=== Problem statement ===
Could you format the data from its first line through the line containing "z-axis-label: Surface height /μm bbox=[415, 111, 435, 249]" as a numbered list, leaving out any blank lines?

=== Data section ===
────
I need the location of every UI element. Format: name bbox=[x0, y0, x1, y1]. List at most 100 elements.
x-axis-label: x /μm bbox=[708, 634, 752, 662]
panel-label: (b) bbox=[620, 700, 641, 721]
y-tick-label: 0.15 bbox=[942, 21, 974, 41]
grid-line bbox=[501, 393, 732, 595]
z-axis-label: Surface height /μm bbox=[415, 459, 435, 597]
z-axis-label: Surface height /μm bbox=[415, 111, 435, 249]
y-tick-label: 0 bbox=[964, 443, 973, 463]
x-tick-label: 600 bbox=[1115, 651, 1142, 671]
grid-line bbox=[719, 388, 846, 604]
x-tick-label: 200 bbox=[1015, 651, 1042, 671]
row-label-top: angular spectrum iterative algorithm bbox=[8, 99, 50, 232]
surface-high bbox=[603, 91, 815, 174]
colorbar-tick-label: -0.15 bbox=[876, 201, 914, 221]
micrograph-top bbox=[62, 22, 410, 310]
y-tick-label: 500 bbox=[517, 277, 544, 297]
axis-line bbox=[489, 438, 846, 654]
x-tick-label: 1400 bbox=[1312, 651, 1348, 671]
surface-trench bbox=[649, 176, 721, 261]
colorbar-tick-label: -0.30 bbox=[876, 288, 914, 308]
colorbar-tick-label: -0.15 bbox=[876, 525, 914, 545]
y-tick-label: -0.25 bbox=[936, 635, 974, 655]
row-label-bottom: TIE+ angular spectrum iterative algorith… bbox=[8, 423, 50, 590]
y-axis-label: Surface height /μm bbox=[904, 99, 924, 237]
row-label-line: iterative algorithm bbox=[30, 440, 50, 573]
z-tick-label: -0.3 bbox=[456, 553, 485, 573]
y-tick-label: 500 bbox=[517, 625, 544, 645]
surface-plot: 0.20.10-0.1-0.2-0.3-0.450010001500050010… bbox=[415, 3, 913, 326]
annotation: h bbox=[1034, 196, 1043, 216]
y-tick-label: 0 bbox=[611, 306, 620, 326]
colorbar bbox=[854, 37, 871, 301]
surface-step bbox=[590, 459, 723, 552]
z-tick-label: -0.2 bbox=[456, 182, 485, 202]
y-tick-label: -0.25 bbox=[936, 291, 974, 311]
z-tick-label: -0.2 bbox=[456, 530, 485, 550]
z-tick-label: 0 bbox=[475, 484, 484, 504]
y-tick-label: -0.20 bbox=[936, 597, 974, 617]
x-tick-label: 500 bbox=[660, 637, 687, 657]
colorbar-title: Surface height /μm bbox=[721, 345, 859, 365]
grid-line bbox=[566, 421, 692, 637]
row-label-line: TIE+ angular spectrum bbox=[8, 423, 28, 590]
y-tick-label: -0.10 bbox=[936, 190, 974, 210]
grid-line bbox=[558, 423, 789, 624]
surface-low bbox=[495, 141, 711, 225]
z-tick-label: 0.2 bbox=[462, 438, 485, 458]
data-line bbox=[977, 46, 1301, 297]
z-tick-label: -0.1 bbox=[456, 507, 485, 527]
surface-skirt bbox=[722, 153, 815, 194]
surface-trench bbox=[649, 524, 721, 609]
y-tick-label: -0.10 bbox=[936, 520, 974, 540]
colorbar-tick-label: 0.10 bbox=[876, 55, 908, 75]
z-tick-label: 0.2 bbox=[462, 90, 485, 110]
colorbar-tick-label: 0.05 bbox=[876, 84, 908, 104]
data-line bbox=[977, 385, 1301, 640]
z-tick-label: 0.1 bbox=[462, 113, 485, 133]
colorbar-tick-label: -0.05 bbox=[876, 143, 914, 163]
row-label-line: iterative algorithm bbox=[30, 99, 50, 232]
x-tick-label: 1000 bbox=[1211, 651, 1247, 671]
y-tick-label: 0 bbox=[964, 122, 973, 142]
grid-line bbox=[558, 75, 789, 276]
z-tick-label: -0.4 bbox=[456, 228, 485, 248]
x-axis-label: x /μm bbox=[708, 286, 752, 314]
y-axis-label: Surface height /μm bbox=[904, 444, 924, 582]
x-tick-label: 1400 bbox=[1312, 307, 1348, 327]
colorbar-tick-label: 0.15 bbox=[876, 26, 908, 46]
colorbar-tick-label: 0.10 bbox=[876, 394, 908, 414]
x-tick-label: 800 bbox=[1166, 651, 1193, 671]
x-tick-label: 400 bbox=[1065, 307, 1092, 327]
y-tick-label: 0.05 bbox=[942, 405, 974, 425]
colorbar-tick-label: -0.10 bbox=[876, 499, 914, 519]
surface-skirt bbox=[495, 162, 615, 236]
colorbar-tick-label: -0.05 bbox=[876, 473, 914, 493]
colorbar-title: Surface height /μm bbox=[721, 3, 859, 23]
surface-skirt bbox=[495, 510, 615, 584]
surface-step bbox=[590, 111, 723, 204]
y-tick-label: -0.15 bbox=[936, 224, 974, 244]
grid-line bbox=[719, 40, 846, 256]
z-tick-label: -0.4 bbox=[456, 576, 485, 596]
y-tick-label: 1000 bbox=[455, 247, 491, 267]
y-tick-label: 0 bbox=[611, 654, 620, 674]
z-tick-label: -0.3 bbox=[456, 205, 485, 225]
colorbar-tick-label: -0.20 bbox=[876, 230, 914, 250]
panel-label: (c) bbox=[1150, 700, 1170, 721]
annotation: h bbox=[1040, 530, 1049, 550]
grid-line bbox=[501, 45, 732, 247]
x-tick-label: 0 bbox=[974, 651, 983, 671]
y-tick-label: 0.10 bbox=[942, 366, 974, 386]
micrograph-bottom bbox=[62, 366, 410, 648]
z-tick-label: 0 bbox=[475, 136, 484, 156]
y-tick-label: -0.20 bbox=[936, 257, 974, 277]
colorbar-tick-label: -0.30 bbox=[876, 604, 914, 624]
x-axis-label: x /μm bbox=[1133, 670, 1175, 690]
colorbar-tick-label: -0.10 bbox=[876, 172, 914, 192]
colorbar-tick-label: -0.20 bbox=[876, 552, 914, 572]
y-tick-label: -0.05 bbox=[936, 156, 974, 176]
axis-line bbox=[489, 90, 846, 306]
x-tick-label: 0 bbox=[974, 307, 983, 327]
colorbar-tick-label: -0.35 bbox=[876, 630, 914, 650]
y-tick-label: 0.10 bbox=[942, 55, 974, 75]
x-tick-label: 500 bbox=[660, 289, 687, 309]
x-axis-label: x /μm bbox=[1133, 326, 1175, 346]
────
=== Output for this task ===
1. I need the location of every UI element. Format: name bbox=[x0, y0, x1, y1]. List at most 100 elements.
2. x-axis-label: x /μm bbox=[708, 634, 752, 662]
3. panel-label: (b) bbox=[620, 700, 641, 721]
4. y-tick-label: 0.15 bbox=[942, 21, 974, 41]
5. grid-line bbox=[501, 393, 732, 595]
6. z-axis-label: Surface height /μm bbox=[415, 459, 435, 597]
7. z-axis-label: Surface height /μm bbox=[415, 111, 435, 249]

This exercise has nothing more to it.